Tell how many lines have the string "this" in them, and write nothing besides the number.
── DATA ROWS ──
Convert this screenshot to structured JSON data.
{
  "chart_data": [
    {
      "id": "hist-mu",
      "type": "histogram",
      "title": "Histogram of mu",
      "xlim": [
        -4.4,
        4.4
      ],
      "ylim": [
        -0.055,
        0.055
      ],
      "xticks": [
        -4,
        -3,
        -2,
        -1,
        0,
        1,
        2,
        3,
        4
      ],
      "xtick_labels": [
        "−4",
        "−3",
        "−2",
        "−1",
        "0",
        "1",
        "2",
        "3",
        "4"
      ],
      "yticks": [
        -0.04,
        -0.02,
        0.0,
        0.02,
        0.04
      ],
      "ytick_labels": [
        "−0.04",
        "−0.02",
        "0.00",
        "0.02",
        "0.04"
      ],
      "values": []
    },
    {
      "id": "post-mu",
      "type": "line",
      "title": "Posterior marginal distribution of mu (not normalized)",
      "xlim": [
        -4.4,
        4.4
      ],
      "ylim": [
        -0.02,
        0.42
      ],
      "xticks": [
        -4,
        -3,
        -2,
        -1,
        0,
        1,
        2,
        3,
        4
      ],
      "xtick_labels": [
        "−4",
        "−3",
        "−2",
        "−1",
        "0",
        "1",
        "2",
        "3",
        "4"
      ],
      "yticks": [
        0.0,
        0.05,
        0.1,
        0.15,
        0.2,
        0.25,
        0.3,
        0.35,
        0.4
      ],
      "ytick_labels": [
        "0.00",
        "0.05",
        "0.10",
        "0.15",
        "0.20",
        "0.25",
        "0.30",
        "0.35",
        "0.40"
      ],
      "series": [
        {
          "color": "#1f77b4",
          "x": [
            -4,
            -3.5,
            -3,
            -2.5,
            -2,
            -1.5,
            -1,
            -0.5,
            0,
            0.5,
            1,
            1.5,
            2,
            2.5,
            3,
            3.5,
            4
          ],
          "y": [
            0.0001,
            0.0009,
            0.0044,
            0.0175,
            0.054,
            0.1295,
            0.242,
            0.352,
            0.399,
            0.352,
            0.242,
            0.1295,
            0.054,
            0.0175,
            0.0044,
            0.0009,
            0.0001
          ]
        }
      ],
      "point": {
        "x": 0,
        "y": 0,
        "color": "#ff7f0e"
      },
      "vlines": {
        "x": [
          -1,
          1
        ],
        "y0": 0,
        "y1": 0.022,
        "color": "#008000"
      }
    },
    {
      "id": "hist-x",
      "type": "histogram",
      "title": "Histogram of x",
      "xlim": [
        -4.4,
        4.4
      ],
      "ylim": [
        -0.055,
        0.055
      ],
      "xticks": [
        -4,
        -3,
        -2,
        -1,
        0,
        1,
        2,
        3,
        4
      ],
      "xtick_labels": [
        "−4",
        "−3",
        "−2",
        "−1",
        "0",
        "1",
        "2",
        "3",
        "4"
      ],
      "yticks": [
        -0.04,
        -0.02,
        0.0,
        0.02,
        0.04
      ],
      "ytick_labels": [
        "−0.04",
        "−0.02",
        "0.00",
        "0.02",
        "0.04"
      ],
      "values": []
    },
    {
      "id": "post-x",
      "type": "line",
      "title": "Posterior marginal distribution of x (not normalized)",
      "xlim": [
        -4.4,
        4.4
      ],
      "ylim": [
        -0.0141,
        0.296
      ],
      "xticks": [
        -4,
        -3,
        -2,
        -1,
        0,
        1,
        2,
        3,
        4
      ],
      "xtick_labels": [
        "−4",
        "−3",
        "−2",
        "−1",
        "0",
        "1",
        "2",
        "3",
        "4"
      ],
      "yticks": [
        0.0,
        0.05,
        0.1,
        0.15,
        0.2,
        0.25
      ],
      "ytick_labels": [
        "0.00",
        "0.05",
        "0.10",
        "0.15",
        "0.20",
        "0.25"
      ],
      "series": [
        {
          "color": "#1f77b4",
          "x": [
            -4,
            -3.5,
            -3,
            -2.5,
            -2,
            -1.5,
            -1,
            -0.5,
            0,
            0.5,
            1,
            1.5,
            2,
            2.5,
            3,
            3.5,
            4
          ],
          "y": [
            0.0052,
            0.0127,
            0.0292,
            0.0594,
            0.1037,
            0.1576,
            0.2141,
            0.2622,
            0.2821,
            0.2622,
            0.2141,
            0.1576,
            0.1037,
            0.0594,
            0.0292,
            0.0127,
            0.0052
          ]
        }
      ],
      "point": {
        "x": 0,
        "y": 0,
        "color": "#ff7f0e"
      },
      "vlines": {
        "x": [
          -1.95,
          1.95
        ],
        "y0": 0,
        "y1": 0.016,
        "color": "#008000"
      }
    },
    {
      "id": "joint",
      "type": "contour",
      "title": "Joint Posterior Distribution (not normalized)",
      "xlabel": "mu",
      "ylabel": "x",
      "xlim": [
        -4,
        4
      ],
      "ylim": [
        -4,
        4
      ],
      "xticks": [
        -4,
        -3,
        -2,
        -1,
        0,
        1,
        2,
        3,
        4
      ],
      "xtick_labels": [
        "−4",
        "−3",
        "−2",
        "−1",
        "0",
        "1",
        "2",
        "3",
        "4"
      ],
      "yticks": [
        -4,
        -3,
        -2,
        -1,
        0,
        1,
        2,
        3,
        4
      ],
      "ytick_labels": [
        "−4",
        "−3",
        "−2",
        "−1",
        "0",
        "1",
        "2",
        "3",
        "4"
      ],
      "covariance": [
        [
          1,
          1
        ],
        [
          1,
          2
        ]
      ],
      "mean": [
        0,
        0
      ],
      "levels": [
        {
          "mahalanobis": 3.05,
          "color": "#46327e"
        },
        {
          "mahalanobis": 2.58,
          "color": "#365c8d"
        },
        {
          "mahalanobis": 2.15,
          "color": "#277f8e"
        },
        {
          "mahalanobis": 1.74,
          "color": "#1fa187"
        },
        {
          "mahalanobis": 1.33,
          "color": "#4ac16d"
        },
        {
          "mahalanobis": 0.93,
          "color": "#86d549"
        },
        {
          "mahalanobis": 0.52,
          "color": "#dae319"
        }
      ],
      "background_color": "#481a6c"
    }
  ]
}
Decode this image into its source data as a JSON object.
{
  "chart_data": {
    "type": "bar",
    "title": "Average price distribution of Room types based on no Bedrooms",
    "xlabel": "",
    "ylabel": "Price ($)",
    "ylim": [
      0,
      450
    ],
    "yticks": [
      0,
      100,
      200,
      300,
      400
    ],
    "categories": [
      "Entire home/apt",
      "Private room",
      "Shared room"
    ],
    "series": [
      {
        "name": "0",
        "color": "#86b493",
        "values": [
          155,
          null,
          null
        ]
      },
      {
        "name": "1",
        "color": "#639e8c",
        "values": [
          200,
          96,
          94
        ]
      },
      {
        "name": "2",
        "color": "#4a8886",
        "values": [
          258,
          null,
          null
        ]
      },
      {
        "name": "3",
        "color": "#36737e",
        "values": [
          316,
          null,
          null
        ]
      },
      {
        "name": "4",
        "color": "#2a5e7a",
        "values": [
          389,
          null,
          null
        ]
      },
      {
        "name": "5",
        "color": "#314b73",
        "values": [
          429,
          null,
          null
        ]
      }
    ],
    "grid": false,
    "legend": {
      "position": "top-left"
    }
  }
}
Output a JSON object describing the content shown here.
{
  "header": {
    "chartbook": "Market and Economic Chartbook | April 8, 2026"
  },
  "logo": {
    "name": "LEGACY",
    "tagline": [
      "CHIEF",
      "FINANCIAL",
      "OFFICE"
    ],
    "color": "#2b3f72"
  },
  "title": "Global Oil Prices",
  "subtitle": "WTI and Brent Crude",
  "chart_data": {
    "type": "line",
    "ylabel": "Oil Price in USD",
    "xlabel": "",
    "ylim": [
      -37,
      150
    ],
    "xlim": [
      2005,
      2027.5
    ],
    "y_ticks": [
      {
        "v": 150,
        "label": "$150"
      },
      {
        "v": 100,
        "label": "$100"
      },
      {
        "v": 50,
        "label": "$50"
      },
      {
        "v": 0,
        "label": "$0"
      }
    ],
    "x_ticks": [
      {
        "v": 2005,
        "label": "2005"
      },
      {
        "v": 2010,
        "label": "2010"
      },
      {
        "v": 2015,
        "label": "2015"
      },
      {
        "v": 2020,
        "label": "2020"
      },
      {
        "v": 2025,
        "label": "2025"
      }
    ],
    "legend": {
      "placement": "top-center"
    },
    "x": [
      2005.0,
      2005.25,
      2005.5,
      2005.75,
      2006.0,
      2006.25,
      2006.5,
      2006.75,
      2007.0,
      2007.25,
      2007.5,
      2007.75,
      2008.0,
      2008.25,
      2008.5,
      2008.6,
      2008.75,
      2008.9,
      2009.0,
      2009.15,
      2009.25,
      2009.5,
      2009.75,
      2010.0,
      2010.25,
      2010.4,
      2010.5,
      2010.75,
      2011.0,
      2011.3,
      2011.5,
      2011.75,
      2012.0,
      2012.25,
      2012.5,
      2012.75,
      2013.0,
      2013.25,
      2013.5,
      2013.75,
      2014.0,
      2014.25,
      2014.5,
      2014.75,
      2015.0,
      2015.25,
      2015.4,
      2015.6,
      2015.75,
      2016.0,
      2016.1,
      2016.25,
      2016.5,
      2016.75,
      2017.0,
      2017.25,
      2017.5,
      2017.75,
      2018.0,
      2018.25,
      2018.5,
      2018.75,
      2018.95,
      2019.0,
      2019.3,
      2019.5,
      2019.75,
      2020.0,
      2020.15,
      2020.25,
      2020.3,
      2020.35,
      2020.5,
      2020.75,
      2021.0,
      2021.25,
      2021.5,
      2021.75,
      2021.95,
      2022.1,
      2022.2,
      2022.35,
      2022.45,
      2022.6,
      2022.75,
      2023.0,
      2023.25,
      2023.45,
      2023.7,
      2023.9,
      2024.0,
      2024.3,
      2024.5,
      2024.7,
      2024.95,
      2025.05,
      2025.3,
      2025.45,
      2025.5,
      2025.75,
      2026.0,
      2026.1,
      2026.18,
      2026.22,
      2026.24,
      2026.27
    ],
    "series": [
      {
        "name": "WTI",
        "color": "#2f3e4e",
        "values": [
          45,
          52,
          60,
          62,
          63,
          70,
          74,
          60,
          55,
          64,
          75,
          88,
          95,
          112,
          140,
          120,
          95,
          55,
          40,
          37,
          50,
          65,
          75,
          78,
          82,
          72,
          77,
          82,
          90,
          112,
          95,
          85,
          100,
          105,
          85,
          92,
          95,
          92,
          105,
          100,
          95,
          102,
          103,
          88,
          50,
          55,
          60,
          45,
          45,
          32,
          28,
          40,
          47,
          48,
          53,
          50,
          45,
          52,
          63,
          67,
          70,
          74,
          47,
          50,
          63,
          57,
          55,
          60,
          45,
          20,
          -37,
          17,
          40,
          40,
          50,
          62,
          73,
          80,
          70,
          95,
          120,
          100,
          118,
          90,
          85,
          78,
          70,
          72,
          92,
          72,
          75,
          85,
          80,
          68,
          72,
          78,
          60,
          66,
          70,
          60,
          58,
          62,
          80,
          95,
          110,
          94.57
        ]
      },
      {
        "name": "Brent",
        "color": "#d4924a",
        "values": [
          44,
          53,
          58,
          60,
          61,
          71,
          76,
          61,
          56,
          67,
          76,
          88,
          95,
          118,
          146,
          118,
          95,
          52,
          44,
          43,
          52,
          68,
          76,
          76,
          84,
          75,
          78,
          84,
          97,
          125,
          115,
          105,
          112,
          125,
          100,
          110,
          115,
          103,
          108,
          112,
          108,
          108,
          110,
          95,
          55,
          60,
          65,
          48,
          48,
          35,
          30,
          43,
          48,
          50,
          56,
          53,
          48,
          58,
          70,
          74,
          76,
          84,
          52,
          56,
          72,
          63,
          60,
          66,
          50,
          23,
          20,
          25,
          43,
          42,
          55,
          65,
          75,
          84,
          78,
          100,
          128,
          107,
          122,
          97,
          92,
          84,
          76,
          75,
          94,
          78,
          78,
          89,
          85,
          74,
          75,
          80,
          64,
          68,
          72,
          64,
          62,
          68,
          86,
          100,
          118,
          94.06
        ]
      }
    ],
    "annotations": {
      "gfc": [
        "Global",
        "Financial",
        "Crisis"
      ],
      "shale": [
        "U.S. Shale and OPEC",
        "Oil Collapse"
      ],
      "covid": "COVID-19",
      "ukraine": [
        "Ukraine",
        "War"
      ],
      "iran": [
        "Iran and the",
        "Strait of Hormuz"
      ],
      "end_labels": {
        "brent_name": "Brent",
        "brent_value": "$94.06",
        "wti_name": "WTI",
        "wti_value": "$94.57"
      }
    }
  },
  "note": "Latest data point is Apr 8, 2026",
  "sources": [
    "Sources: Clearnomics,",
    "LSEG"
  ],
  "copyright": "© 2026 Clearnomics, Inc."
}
───
REPLY TO THE EXERCISE ->
2